#### Section de texte
###
Autre

Barruel le maudit

Extrait de la conférence de Jean-Baptiste Geffroy (Journées Chouannes 2013)


Pour Barruel, la Révolution n’est pas un événement résultant de circonstances fortuites ou de causes socio-économiques. Elle n’est pas davantage née d’un mouvement populaire et spontané. Pour Barruel, la cause de la Révolution est naturelle ; elle est l’œuvre d’hommes parfaitement cons­cients et conséquents qui, par la pensée et l’action coordonnées, ont œuvré en un complot, une conjuration conduite au sein des diverses couches de la société contre l’ordre spirituel et politique chrétien. Bien plus, ce complot ne se limite pas au seul espace du royaume de France ; ce complot est européen, il est international. Il se conçoit et s’accomplit presque simultanément en Autriche, en Allemagne, en Espagne, au Portugal, en France bien sûr, et même à Rome.

Cette fameuse théorie du complot est toutefois contestée, à la fois par les tenants de l’historiographie jacobine (Aulard, Soboul, Mathiez, Vovelle) – c’est compréhensible – par l’historiographie consensuelle (l’histoire molle d’Henri-Irénée Marrou ou d’André Latreille), c’est consternant, mais aussi, d’une manière paradoxale, par certains historiens contrerévolutionnaires comme Augustin Cochin, c’est plus surprenant. Pour Barruel, la Révolution est née de la propagation d’idées, d’un courant intellectuel dont les princi­pes, les concepts alimenteront le processus révolutionnaire. La Révolution, c’est la philosophie répandue, organisée et appliquée. Dans les Mémoires, Barruel l’affirme : « Nous avons vu des hommes s’aveugler sur les grandes causes de la révolution française. Nous en avons connu cherchant à persuader que toute secte révolutionnaire et conspirante avant cette révolution n’était qu’une secte chimérique. Pour ceux-là, tous les maux de la France et toutes les terreurs de l’Europe se succèdent, s’enchaînent par le simple concours de circonstances imprévues, impossibles à prévoir… Appuyés sur les faits, et munis de preuves… nous tiendrons un langage bien différent. Nous dirons… : dans cette révolution française, tout, jusque dans ses forfaits les plus épouvantables, tout a été prévu, médité, combiné, résolu…tout a été l’effet de la plus profonde scélératesse. »
###
#### Lignes de données
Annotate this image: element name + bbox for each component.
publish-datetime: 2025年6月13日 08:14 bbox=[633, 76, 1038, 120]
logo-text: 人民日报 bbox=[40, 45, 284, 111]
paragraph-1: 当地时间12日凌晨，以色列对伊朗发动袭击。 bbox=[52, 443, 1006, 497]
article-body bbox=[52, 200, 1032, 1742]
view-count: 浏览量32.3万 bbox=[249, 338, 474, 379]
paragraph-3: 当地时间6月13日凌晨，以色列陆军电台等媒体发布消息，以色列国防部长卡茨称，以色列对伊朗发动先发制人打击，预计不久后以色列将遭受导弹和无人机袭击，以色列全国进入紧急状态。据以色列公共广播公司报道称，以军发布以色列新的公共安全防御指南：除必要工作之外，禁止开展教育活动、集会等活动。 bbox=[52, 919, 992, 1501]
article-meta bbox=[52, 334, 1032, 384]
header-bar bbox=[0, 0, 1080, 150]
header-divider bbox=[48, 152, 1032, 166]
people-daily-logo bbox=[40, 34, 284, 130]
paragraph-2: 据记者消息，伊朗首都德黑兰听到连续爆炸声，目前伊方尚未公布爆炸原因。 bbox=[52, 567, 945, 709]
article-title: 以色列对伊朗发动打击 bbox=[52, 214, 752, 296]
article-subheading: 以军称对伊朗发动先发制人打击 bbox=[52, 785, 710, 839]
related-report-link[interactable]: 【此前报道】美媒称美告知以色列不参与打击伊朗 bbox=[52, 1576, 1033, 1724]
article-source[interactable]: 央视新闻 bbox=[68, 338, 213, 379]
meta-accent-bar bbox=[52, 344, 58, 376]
###
Recopiez à l'identique le passage de l'extrait sur Barruel qui commence par « Barruel le maudit » et se poursuit jusqu'à « même à Rome. ». Les items n'interviennent en aucune façon dans ce travail.

Barruel le maudit

Extrait de la conférence de Jean-Baptiste Geffroy (Journées Chouannes 2013)


Pour Barruel, la Révolution n’est pas un événement résultant de circonstances fortuites ou de causes socio-économiques. Elle n’est pas davantage née d’un mouvement populaire et spontané. Pour Barruel, la cause de la Révolution est naturelle ; elle est l’œuvre d’hommes parfaitement cons­cients et conséquents qui, par la pensée et l’action coordonnées, ont œuvré en un complot, une conjuration conduite au sein des diverses couches de la société contre l’ordre spirituel et politique chrétien. Bien plus, ce complot ne se limite pas au seul espace du royaume de France ; ce complot est européen, il est international. Il se conçoit et s’accomplit presque simultanément en Autriche, en Allemagne, en Espagne, au Portugal, en France bien sûr, et même à Rome.